• WHAT IS BEING ASKED: Do not copy the pictures; transcribe all other material exactly.

— START OF DATA SUPPLIED —

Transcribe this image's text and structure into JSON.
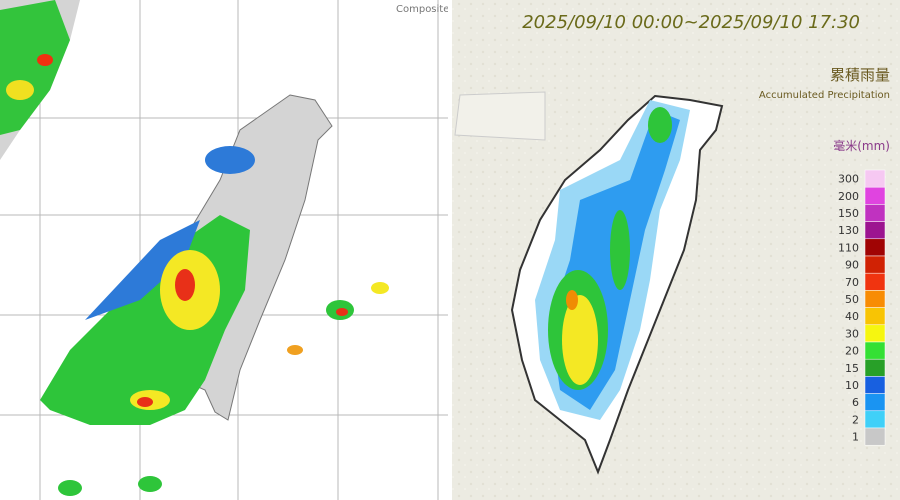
{
  "left_panel": {
    "label": "Composite"
  },
  "right_panel": {
    "time_range": "2025/09/10 00:00~2025/09/10 17:30",
    "title_zh": "累積雨量",
    "title_en": "Accumulated Precipitation",
    "unit": "毫米(mm)",
    "legend": [
      {
        "label": "300",
        "color": "#f6c8f2"
      },
      {
        "label": "200",
        "color": "#e044e0"
      },
      {
        "label": "150",
        "color": "#c032c0"
      },
      {
        "label": "130",
        "color": "#9c1490"
      },
      {
        "label": "110",
        "color": "#a00404"
      },
      {
        "label": "90",
        "color": "#d02204"
      },
      {
        "label": "70",
        "color": "#f03410"
      },
      {
        "label": "50",
        "color": "#f88c04"
      },
      {
        "label": "40",
        "color": "#f8c404"
      },
      {
        "label": "30",
        "color": "#f6f610"
      },
      {
        "label": "20",
        "color": "#34e034"
      },
      {
        "label": "15",
        "color": "#28a028"
      },
      {
        "label": "10",
        "color": "#1860e0"
      },
      {
        "label": "6",
        "color": "#1a94f2"
      },
      {
        "label": "2",
        "color": "#40d0f8"
      },
      {
        "label": "1",
        "color": "#c8c8c8"
      }
    ]
  }
}
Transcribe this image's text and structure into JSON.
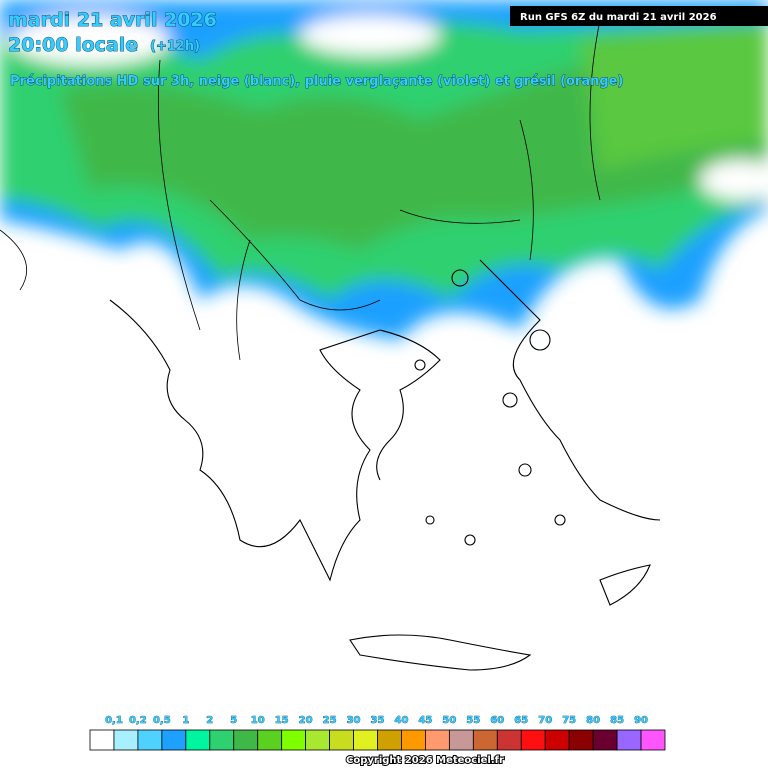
{
  "header": {
    "date": "mardi 21 avril 2026",
    "time": "20:00 locale",
    "offset": "(+12h)",
    "subtitle": "Précipitations HD sur 3h, neige (blanc), pluie verglaçante (violet) et grésil (orange)",
    "run": "Run GFS 6Z du mardi 21 avril 2026"
  },
  "legend": {
    "labels": [
      "0,1",
      "0,2",
      "0,5",
      "1",
      "2",
      "5",
      "10",
      "15",
      "20",
      "25",
      "30",
      "35",
      "40",
      "45",
      "50",
      "55",
      "60",
      "65",
      "70",
      "75",
      "80",
      "85",
      "90"
    ],
    "colors": [
      "#ffffff",
      "#a8f0ff",
      "#4fd2ff",
      "#1ea0ff",
      "#00f5a0",
      "#2fd070",
      "#40b848",
      "#5ad020",
      "#80ff00",
      "#a8e830",
      "#c8dc20",
      "#e0f020",
      "#d0a000",
      "#ff9900",
      "#ff9a70",
      "#c89898",
      "#cc6633",
      "#cc3333",
      "#ff1010",
      "#cc0000",
      "#8b0000",
      "#6a0030",
      "#9966ff",
      "#ff55ff"
    ]
  },
  "footer": {
    "copyright": "Copyright 2026 Meteociel.fr"
  }
}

— END OF DATA SUPPLIED —

• THE SOLUTION:
Transcribe this image's text and structure into JSON.
{
  "left_panel": {
    "label": "Composite"
  },
  "right_panel": {
    "time_range": "2025/09/10 00:00~2025/09/10 17:30",
    "title_zh": "累積雨量",
    "title_en": "Accumulated Precipitation",
    "unit": "毫米(mm)",
    "legend": [
      {
        "label": "300",
        "color": "#f6c8f2"
      },
      {
        "label": "200",
        "color": "#e044e0"
      },
      {
        "label": "150",
        "color": "#c032c0"
      },
      {
        "label": "130",
        "color": "#9c1490"
      },
      {
        "label": "110",
        "color": "#a00404"
      },
      {
        "label": "90",
        "color": "#d02204"
      },
      {
        "label": "70",
        "color": "#f03410"
      },
      {
        "label": "50",
        "color": "#f88c04"
      },
      {
        "label": "40",
        "color": "#f8c404"
      },
      {
        "label": "30",
        "color": "#f6f610"
      },
      {
        "label": "20",
        "color": "#34e034"
      },
      {
        "label": "15",
        "color": "#28a028"
      },
      {
        "label": "10",
        "color": "#1860e0"
      },
      {
        "label": "6",
        "color": "#1a94f2"
      },
      {
        "label": "2",
        "color": "#40d0f8"
      },
      {
        "label": "1",
        "color": "#c8c8c8"
      }
    ]
  }
}
Transcribe this image's text and structure into JSON.
{
  "header": {
    "date": "mardi 21 avril 2026",
    "time": "20:00 locale",
    "offset": "(+12h)",
    "subtitle": "Précipitations HD sur 3h, neige (blanc), pluie verglaçante (violet) et grésil (orange)",
    "run": "Run GFS 6Z du mardi 21 avril 2026"
  },
  "legend": {
    "labels": [
      "0,1",
      "0,2",
      "0,5",
      "1",
      "2",
      "5",
      "10",
      "15",
      "20",
      "25",
      "30",
      "35",
      "40",
      "45",
      "50",
      "55",
      "60",
      "65",
      "70",
      "75",
      "80",
      "85",
      "90"
    ],
    "colors": [
      "#ffffff",
      "#a8f0ff",
      "#4fd2ff",
      "#1ea0ff",
      "#00f5a0",
      "#2fd070",
      "#40b848",
      "#5ad020",
      "#80ff00",
      "#a8e830",
      "#c8dc20",
      "#e0f020",
      "#d0a000",
      "#ff9900",
      "#ff9a70",
      "#c89898",
      "#cc6633",
      "#cc3333",
      "#ff1010",
      "#cc0000",
      "#8b0000",
      "#6a0030",
      "#9966ff",
      "#ff55ff"
    ]
  },
  "footer": {
    "copyright": "Copyright 2026 Meteociel.fr"
  }
}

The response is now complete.